**DO THIS:** Give the number of lines in the data that hold the word "어머니가", and nothing else.

■ ■ ■

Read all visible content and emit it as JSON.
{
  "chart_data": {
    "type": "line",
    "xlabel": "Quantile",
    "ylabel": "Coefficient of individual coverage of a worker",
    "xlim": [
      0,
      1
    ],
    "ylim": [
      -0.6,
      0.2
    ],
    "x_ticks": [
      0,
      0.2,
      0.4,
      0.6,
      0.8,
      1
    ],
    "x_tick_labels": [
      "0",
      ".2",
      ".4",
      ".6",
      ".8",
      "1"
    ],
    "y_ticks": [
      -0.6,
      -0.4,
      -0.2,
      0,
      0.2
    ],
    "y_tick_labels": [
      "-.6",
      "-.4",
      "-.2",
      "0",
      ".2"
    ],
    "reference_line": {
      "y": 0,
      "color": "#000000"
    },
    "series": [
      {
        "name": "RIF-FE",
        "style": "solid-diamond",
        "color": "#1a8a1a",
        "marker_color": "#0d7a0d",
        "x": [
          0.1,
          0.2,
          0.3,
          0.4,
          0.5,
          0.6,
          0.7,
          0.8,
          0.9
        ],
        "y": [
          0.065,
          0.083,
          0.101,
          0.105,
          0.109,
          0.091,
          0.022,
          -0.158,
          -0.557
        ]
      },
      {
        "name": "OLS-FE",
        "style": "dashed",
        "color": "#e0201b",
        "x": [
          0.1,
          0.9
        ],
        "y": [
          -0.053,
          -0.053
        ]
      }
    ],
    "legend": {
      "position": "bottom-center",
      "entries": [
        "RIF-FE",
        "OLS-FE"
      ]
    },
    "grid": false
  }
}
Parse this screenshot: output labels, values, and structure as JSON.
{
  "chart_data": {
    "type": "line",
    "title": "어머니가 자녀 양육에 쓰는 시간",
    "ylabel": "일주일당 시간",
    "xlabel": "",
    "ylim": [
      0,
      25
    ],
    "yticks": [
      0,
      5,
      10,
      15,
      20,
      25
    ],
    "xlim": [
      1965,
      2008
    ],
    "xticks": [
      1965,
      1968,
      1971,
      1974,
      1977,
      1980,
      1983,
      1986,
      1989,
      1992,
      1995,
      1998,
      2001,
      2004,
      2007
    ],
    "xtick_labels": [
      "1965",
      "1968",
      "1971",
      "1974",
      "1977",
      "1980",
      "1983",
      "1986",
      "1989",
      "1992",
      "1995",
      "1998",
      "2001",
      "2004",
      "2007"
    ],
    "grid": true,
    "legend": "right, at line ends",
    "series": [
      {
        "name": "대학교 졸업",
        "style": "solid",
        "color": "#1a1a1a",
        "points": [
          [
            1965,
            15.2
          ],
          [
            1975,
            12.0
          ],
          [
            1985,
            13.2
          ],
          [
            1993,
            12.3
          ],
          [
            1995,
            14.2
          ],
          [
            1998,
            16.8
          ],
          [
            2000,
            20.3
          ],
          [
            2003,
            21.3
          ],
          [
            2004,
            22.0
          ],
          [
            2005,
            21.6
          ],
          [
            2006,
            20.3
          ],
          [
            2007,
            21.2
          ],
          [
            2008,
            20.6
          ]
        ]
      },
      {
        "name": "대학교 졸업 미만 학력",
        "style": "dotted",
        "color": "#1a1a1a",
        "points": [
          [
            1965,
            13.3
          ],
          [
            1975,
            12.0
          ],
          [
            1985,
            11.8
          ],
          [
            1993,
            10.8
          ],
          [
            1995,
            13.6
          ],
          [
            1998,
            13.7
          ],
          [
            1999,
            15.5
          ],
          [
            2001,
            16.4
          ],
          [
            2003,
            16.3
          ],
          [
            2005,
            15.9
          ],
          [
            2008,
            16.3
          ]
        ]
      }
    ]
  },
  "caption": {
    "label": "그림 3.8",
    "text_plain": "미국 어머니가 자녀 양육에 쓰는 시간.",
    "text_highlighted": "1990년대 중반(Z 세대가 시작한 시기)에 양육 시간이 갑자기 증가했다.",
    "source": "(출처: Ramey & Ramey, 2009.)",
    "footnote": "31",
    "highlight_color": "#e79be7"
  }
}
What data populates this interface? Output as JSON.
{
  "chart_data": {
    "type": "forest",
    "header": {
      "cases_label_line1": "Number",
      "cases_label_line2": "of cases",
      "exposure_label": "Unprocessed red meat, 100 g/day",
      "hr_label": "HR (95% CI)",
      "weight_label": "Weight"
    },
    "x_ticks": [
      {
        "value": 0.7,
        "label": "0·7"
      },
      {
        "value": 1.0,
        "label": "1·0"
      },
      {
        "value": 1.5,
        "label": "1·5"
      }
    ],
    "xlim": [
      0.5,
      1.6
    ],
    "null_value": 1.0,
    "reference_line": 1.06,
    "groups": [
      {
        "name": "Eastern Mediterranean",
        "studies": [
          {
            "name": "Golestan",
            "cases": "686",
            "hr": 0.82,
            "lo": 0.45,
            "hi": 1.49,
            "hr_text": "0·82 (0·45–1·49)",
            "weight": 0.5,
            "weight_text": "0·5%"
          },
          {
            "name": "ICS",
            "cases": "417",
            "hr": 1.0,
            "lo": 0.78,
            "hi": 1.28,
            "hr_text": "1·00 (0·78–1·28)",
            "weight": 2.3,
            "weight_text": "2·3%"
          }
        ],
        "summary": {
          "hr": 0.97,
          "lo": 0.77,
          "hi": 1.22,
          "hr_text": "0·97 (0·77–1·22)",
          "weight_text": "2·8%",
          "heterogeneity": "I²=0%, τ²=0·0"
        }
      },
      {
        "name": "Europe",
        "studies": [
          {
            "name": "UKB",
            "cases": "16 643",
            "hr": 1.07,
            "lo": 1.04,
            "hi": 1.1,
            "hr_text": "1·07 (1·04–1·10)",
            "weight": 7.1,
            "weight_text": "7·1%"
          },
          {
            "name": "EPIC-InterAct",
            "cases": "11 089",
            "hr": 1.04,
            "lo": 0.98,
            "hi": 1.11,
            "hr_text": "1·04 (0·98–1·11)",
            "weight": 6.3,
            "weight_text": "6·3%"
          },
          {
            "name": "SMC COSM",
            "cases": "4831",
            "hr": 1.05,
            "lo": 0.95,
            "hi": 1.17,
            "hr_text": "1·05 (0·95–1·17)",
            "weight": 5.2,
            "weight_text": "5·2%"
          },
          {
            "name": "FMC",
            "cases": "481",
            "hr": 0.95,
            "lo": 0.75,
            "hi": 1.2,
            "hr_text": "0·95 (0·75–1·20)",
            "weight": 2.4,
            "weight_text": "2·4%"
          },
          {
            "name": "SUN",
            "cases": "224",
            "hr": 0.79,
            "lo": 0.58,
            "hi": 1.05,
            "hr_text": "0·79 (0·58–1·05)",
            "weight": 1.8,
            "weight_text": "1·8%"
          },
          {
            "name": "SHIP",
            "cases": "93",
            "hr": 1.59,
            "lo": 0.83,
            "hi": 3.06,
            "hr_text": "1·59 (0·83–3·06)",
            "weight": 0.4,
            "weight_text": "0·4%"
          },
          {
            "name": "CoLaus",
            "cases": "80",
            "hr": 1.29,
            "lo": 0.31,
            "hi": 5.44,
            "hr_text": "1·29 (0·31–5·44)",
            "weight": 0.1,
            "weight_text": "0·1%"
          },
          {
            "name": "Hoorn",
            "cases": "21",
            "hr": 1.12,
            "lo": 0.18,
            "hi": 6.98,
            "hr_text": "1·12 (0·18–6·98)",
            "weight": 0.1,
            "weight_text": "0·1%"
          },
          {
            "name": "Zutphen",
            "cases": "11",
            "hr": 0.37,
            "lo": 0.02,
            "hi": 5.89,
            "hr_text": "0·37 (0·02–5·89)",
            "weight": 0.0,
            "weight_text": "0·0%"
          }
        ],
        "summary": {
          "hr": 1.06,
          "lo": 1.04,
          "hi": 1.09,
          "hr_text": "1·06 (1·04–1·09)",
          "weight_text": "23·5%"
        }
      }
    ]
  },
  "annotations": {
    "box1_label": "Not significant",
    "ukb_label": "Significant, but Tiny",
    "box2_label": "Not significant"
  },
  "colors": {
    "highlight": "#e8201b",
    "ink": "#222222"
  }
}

■ ■ ■

**ANSWER BELOW:** 2